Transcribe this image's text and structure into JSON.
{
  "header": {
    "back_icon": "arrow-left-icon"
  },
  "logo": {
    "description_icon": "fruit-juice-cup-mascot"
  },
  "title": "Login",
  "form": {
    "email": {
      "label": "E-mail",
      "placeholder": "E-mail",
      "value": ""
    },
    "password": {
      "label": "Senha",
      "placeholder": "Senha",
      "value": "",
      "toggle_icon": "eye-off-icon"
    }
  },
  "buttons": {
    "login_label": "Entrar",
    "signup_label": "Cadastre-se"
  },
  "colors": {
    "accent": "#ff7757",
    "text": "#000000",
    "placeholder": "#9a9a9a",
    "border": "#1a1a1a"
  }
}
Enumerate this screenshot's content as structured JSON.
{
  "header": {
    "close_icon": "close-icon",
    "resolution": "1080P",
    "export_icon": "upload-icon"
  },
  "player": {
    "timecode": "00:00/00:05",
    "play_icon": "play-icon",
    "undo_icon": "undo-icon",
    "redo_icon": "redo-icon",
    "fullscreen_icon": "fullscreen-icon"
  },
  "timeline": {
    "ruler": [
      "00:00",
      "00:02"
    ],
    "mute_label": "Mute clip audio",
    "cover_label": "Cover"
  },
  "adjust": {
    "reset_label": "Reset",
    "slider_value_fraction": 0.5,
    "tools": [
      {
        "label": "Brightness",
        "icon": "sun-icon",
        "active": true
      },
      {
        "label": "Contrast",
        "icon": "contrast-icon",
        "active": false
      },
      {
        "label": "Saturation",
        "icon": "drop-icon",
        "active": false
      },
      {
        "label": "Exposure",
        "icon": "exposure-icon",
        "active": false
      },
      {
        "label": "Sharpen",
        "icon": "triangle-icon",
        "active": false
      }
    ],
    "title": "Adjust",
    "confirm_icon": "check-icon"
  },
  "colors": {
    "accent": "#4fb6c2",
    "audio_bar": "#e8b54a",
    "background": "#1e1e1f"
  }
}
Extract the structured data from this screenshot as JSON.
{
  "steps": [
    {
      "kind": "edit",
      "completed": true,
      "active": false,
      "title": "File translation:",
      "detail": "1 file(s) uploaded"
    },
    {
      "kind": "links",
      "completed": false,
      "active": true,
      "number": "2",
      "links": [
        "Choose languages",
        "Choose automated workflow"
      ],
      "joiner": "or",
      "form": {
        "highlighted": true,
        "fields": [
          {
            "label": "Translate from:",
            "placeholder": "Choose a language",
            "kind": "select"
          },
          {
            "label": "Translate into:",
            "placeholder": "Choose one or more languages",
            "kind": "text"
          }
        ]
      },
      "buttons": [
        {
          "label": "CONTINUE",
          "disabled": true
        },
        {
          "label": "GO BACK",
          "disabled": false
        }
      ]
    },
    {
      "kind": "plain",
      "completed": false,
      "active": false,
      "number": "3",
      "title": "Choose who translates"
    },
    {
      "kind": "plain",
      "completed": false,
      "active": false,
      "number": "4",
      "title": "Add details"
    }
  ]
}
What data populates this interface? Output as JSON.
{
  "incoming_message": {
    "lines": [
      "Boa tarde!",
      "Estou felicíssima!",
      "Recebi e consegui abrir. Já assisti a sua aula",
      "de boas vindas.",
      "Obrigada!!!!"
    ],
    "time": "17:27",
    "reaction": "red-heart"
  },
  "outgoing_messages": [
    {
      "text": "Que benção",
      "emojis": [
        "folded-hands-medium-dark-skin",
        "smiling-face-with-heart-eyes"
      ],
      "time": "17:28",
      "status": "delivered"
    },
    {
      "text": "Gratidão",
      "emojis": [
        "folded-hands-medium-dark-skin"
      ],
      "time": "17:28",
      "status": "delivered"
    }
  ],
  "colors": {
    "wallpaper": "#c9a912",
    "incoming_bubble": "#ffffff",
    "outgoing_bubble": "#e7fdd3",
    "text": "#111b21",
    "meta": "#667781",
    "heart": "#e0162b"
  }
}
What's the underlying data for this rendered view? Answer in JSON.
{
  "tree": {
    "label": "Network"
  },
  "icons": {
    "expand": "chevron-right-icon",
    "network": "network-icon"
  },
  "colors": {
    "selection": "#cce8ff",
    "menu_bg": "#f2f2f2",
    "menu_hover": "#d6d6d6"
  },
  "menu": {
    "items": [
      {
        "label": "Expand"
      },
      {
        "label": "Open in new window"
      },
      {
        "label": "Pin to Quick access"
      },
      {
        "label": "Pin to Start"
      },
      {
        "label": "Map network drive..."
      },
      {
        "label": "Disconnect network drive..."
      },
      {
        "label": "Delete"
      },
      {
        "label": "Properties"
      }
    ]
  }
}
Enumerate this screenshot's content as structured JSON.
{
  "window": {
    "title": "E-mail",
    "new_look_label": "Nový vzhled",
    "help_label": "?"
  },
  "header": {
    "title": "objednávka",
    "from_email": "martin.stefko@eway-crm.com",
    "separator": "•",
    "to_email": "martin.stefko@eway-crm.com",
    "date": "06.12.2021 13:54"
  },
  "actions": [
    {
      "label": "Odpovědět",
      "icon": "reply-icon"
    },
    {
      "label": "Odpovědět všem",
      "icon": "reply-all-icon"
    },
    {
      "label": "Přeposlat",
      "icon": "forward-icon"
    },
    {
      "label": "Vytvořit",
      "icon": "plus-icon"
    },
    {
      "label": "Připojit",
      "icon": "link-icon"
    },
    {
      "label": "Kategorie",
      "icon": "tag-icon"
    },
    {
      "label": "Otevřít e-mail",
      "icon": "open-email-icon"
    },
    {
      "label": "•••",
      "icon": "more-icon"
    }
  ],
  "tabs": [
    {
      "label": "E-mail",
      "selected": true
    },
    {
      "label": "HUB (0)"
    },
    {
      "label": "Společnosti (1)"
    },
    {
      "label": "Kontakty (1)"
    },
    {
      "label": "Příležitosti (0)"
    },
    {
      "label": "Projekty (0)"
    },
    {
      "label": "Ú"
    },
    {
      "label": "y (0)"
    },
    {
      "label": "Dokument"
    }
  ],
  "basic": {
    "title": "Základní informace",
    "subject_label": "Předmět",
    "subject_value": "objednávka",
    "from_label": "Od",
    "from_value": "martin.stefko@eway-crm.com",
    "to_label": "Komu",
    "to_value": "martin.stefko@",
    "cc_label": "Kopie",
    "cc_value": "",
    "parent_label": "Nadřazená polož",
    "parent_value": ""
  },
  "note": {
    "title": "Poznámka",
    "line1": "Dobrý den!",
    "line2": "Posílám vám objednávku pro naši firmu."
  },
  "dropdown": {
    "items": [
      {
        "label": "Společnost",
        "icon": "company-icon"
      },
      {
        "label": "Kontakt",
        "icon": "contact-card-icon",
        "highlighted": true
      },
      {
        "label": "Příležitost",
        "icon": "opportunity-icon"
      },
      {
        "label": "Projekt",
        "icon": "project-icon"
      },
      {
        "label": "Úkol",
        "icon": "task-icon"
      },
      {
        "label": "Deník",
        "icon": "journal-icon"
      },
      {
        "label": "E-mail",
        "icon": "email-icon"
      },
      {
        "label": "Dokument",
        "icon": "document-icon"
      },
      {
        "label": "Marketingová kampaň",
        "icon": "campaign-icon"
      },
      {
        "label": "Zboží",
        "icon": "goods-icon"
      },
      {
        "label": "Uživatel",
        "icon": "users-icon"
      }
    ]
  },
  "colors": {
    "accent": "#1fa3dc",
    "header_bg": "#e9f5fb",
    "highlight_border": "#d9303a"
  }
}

EXERCISE BRIEF:
Show every line from the entries above in which the word "eway" appears.

FINISHED TASK:
    "from_email": "martin.stefko@eway-crm.com",
    "to_email": "martin.stefko@eway-crm.com",
    "from_value": "martin.stefko@eway-crm.com",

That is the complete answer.